◆ WORK INSTRUCTIONS ◆
**a.** Duplicate the reader comments from "It’s a bad location, most" to "links. None story.".
**b.** Answer these from the reader comments:
(i) How long is the train ride from Piccadilly to the site?
(ii) By what percentage is THG's share price below last year's high?
(iii) Whose article is called "Another downer article"?
**c.** Decide whether each statement agrees with the reader comments, giving yes or no with the deciding words:
(i) The public travel restrictions lifted at the beginning of 2022.
(ii) Office proposals in the city center are at record lows.
(iii) A car is still a prerequisite for traveling to and from a work location.

** START OF SOURCE TEXT **

It’s a bad location, most people have to take a train/tram to the airport with little amenities, not pedestrian friendly and a long walk from the station.

By Anonymous

Another downer article from David Thame. Bad for Manchester and the North West? Office proposals in the city center are at record highs and look like they are also picking up in Liverpool, as pervious comments have suggested no one wants to be working in the middle of no where with bad transport links. None story.

By Bob

I would disagree with comments made about the accessibility of the site. It’s 10 mins from Piccadilly on the train, has really good road, bus and metro link services, bike and pedestrian access. It also has the benefit of being sat next to an international airport. It will also have a HS2 link to London if that gets off the ground. Working from home patterns are changing in the commercial office market but don’t forget the effect C-19 and the public travel restrictions had on sites like this since March 2020 and which only lifted at the beginning of 2022 and of course caused many problems for Manchester Airport. I think this site will have its day in the future. Younger people may not have cars nowadays but an Uber can get you anywhere you want quickly and efficiently . A car isn’t a prerequisite mode of transport to travel to and from a work location anymore and this site has an abundance of travel options.

By Jennifer

Until THG share price recovers, this is a non starter. Currently 90% below last year’s high, the company will be under significant shareholder pressure to reign back on Capex and deliver shareholder value in the shorter term.

** END OF SOURCE TEXT **
** START OF DATA ROWS **

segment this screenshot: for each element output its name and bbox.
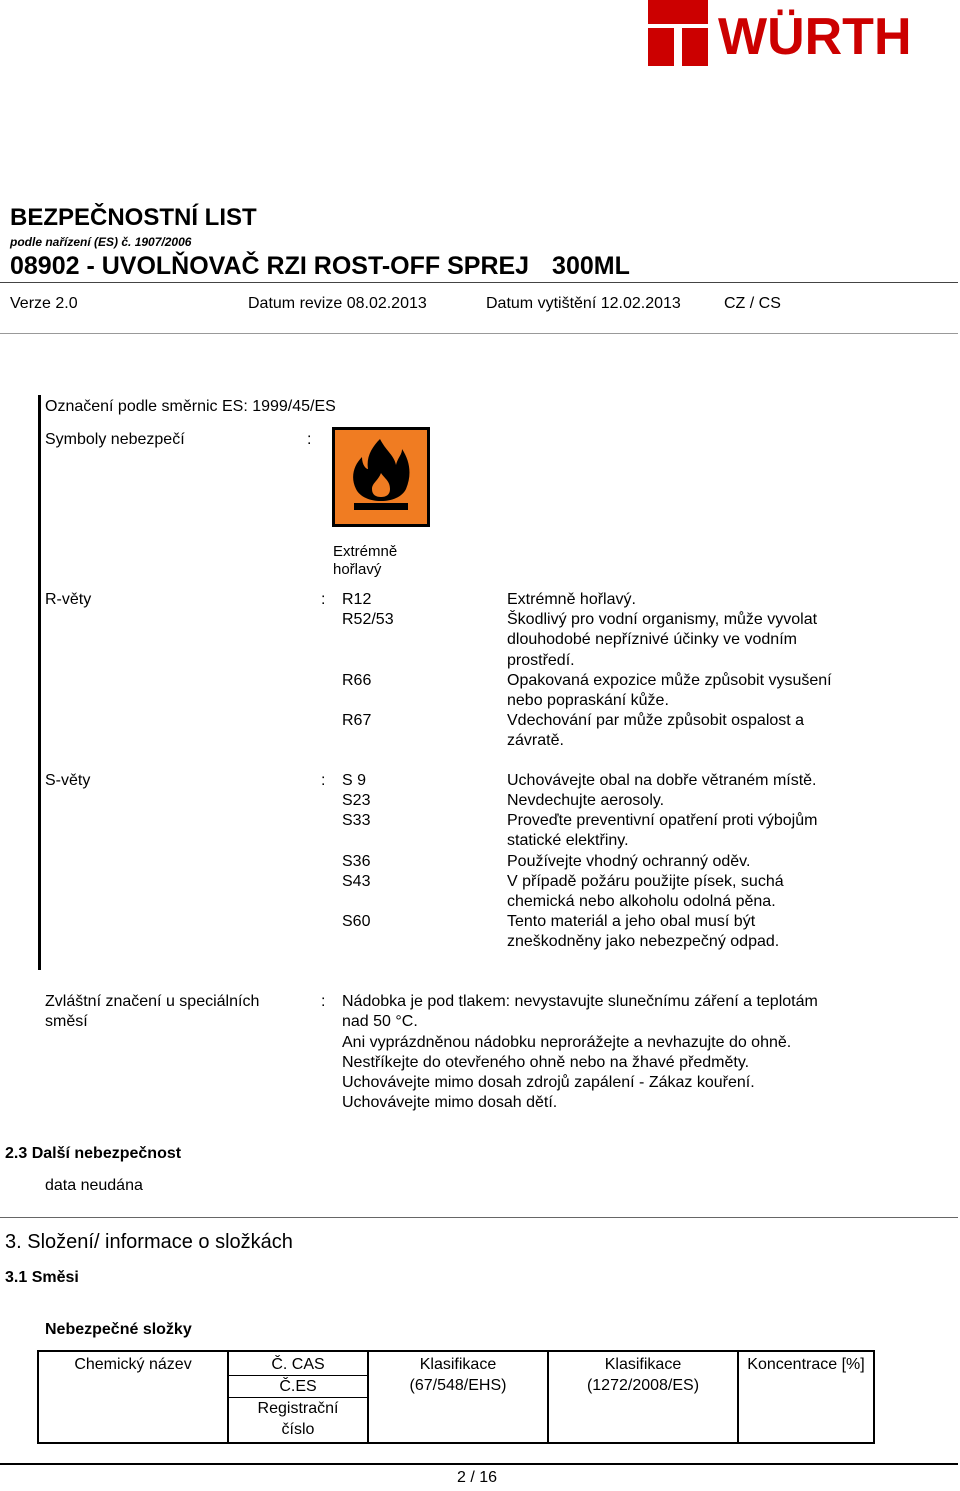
s-phrase-code: S23	[342, 792, 371, 809]
r-phrases-colon: :	[321, 591, 326, 608]
r-phrase-text	[507, 711, 804, 752]
s-phrase-text	[507, 852, 750, 872]
labeling-heading: Označení podle směrnic ES: 1999/45/ES	[45, 398, 336, 415]
r-phrase-text	[507, 671, 832, 712]
r-phrase-line: Extrémně hořlavý.	[507, 591, 636, 608]
symbols-colon: :	[307, 431, 312, 448]
r-phrase-line: nebo popraskání kůže.	[507, 692, 669, 710]
column-header-cas-ec: Č. CAS Č.ES Registrační číslo	[228, 1351, 368, 1443]
special-label-line: Zvláštní značení u speciálních	[45, 993, 260, 1010]
special-label	[45, 992, 259, 1033]
special-line: Ani vyprázdněnou nádobku neprorážejte a nevhazujte do ohně.	[342, 1033, 792, 1051]
s-phrase-line: Tento materiál a jeho obal musí být	[507, 913, 756, 930]
s-phrase-code: S36	[342, 853, 371, 870]
section-left-bar	[38, 395, 41, 970]
s-phrase-text	[507, 791, 664, 811]
s-phrase-text	[507, 912, 779, 953]
table-header-row	[38, 1351, 874, 1443]
symbol-caption-line-1: Extrémně	[333, 543, 398, 560]
section-3-1-heading: 3.1 Směsi	[5, 1269, 79, 1286]
special-line: Nestříkejte do otevřeného ohně nebo na žhavé předměty.	[342, 1053, 750, 1071]
column-header-classification-1272-2008: Klasifikace (1272/2008/ES)	[548, 1351, 738, 1443]
special-line: nad 50 °C.	[342, 1013, 418, 1031]
r-phrase-code: R67	[342, 712, 372, 729]
s-phrase-code: S60	[342, 913, 371, 930]
r-phrase-code: R52/53	[342, 611, 394, 628]
product-code-name: 08902 - UVOLŇOVAČ RZI ROST-OFF SPREJ	[10, 252, 530, 280]
special-line: Uchovávejte mimo dosah dětí.	[342, 1094, 558, 1112]
special-label-line: směsí	[45, 1013, 88, 1031]
s-phrases-label: S-věty	[45, 772, 91, 789]
column-header-concentration: Koncentrace [%]	[738, 1351, 874, 1443]
s-phrase-line: V případě požáru použijte písek, suchá	[507, 873, 784, 890]
r-phrase-line: Vdechování par může způsobit ospalost a	[507, 712, 805, 729]
s-phrase-code: S33	[342, 812, 371, 829]
column-header-chemical-name: Chemický název	[38, 1351, 228, 1443]
special-text	[342, 992, 818, 1114]
column-header-classification-67-548: Klasifikace (67/548/EHS)	[368, 1351, 548, 1443]
s-phrase-text	[507, 872, 784, 913]
document-title: BEZPEČNOSTNÍ LIST	[10, 204, 257, 231]
r-phrase-line: Škodlivý pro vodní organismy, může vyvolat	[507, 611, 818, 628]
components-heading: Nebezpečné složky	[45, 1321, 192, 1338]
symbols-label: Symboly nebezpečí	[45, 431, 185, 448]
components-table	[37, 1350, 875, 1444]
r-phrase-code: R12	[342, 591, 372, 608]
wurth-logo-text: WÜRTH	[718, 8, 912, 66]
s-phrase-text	[507, 771, 817, 791]
s-phrase-line: Uchovávejte obal na dobře větraném místě.	[507, 772, 817, 789]
regulation-note: podle nařízení (ES) č. 1907/2006	[10, 235, 192, 249]
product-name	[10, 252, 630, 281]
section-3-heading: 3. Složení/ informace o složkách	[5, 1231, 293, 1253]
special-line: Nádobka je pod tlakem: nevystavujte slunečnímu záření a teplotám	[342, 993, 818, 1010]
language-code: CZ / CS	[724, 295, 781, 312]
section-2-3-text: data neudána	[45, 1177, 143, 1194]
wurth-logo	[648, 0, 960, 68]
s-phrase-line: Používejte vhodný ochranný oděv.	[507, 853, 751, 870]
r-phrase-code: R66	[342, 672, 372, 689]
s-phrase-line: Nevdechujte aerosoly.	[507, 792, 665, 809]
s-phrase-code: S43	[342, 873, 371, 890]
r-phrase-text	[507, 590, 636, 610]
r-phrases-label: R-věty	[45, 591, 92, 608]
special-line: Uchovávejte mimo dosah zdrojů zapálení - Zákaz kouření.	[342, 1074, 755, 1092]
symbol-caption-line-2: hořlavý	[333, 561, 382, 578]
s-phrase-text	[507, 811, 817, 852]
s-phrase-line: Proveďte preventivní opatření proti výbojům	[507, 812, 818, 829]
print-date: Datum vytištění 12.02.2013	[486, 295, 681, 312]
special-colon: :	[321, 993, 326, 1010]
r-phrase-line: prostředí.	[507, 651, 575, 669]
r-phrase-line: Opakovaná expozice může způsobit vysušení	[507, 672, 832, 689]
wurth-logo-mark	[648, 0, 708, 66]
revision-date: Datum revize 08.02.2013	[248, 295, 427, 312]
page-number: 2 / 16	[457, 1469, 498, 1486]
r-phrase-text	[507, 610, 817, 671]
s-phrase-line: zneškodněny jako nebezpečný odpad.	[507, 933, 780, 951]
s-phrase-line: statické elektřiny.	[507, 832, 629, 850]
product-size: 300ML	[552, 252, 630, 280]
s-phrases-colon: :	[321, 772, 326, 789]
s-phrase-code: S 9	[342, 772, 367, 789]
s-phrase-line: chemická nebo alkoholu odolná pěna.	[507, 893, 776, 911]
r-phrase-line: dlouhodobé nepříznivé účinky ve vodním	[507, 631, 797, 649]
section-2-3-heading: 2.3 Další nebezpečnost	[5, 1145, 182, 1162]
flame-icon	[332, 427, 430, 527]
r-phrase-line: závratě.	[507, 732, 564, 750]
version: Verze 2.0	[10, 295, 78, 312]
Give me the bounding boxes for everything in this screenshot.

** END OF DATA ROWS **

◆ ANSWERS TO THE EXERCISE ◆
**a.**
It’s a bad location, most people have to take a train/tram to the airport with little amenities, not pedestrian friendly and a long walk from the station.

By Anonymous

Another downer article from David Thame. Bad for Manchester and the North West? Office proposals in the city center are at record highs and look like they are also picking up in Liverpool, as pervious comments have suggested no one wants to be working in the middle of no where with bad transport links. None story.

**b.**
(i) 10 minutes.
(ii) 90%.
(iii) David Thame's.

**c.**
(i) Yes: "which only lifted at the beginning of 2022"
(ii) No: "Office proposals in the city center are at record highs"
(iii) No: "A car isn’t a prerequisite mode of transport to travel to and from a work location anymore"